### [Directions]
For the data below, report only the number of lines containing the string "gcse".

··· The data

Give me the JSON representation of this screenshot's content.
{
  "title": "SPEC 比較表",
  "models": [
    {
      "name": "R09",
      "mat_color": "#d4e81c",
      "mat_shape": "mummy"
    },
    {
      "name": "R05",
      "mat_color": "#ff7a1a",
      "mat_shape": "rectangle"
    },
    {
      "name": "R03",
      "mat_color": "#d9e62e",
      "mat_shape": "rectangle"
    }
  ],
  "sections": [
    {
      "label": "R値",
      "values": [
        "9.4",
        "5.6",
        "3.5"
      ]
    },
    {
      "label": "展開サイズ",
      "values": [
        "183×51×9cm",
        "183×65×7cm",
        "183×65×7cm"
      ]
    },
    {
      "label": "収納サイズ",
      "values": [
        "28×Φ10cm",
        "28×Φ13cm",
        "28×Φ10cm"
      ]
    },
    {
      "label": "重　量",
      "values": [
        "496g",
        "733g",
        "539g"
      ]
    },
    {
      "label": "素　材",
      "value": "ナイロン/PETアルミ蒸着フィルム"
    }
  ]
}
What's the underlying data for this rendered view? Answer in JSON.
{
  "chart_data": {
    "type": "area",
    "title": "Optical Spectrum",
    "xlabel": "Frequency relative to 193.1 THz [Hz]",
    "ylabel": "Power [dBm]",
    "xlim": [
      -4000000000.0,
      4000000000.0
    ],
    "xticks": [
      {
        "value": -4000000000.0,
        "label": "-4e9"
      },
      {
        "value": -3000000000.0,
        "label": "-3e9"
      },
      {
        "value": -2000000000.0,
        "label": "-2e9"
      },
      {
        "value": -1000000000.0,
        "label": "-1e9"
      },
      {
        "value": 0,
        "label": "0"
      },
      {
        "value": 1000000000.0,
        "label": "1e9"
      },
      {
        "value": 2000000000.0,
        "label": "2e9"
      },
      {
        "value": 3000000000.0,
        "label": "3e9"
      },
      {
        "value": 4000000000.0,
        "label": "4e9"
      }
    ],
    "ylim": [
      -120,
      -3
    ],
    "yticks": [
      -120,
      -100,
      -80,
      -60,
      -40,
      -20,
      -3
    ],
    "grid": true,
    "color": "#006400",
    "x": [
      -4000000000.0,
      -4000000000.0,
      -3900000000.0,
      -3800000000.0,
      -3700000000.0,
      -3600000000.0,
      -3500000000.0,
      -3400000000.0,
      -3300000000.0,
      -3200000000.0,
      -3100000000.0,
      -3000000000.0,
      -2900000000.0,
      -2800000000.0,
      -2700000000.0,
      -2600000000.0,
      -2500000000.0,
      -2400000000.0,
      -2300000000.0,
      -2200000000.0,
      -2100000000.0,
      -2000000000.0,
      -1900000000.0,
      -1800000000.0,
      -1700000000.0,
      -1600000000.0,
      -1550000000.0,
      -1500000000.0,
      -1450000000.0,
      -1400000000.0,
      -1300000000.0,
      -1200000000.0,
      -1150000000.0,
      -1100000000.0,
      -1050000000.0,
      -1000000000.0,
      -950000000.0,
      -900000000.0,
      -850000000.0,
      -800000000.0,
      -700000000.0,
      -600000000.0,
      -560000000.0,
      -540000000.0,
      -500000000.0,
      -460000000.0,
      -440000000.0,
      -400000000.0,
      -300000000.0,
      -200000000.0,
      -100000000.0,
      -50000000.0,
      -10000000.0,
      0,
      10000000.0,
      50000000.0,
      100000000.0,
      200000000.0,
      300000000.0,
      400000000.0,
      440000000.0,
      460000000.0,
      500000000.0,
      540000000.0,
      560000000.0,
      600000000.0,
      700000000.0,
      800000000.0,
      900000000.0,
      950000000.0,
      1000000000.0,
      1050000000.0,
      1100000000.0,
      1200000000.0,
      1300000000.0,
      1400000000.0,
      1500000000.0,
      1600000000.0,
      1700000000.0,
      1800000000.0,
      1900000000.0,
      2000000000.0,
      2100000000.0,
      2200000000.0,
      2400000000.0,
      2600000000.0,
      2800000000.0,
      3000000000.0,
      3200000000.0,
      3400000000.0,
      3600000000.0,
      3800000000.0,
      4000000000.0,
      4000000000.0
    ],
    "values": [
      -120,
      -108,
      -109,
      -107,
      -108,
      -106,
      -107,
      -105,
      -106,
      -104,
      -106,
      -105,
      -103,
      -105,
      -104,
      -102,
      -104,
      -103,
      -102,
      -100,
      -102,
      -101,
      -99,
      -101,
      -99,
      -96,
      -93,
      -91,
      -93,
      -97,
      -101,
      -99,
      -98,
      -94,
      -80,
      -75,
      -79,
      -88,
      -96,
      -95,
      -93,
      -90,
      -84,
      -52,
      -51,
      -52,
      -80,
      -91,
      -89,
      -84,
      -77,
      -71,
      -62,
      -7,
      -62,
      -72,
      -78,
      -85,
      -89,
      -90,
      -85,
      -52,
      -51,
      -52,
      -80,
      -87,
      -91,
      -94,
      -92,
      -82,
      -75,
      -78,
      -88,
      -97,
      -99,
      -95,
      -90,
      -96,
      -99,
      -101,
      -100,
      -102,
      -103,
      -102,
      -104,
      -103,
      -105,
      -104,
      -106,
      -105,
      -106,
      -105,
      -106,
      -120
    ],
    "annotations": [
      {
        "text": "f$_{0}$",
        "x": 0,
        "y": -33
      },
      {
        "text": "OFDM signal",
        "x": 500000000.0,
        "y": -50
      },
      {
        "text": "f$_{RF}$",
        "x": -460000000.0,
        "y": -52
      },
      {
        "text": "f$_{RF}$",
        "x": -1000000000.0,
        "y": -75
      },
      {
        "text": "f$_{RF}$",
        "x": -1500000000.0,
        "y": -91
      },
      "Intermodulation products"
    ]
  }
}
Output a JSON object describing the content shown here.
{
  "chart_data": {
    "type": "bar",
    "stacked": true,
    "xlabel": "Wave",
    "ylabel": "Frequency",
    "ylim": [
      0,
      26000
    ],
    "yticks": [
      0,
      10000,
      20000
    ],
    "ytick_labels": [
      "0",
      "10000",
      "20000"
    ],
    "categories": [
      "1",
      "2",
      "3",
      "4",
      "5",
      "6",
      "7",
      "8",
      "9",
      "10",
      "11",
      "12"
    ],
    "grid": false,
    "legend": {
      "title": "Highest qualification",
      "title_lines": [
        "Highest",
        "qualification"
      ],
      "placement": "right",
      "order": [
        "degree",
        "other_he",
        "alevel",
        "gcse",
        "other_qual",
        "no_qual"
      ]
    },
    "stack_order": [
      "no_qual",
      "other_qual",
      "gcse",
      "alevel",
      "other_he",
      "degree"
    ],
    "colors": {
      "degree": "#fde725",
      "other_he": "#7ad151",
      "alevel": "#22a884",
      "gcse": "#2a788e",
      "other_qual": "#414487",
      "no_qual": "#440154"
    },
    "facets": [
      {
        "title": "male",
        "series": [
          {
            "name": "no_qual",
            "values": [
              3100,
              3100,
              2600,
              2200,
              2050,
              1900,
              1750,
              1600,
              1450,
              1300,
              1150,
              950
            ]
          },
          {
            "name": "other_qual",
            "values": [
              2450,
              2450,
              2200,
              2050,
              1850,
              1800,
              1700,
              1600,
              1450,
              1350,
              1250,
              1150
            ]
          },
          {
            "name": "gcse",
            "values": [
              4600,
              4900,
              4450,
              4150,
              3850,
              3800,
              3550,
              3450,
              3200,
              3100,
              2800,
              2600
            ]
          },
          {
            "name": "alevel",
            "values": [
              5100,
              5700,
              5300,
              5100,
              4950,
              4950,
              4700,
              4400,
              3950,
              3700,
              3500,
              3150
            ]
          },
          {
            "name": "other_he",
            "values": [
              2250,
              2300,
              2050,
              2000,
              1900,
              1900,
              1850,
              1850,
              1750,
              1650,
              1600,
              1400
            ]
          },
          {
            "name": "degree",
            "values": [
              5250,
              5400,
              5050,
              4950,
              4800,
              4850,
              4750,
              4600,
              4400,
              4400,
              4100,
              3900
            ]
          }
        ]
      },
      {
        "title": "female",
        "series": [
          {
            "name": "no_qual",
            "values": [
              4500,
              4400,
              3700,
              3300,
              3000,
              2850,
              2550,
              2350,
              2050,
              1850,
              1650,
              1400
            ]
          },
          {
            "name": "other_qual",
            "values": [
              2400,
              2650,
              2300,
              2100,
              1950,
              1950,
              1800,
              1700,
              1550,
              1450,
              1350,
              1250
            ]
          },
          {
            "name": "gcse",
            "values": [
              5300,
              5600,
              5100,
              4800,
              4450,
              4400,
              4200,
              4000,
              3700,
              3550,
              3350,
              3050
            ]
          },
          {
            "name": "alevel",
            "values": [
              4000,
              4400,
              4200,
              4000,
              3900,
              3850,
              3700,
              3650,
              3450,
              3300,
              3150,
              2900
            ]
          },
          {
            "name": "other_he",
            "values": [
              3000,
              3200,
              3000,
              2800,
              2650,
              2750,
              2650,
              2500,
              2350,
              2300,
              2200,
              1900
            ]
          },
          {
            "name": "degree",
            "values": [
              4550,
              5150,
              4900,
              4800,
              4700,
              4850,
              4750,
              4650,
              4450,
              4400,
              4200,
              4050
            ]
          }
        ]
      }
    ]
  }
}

······

### [Response]
5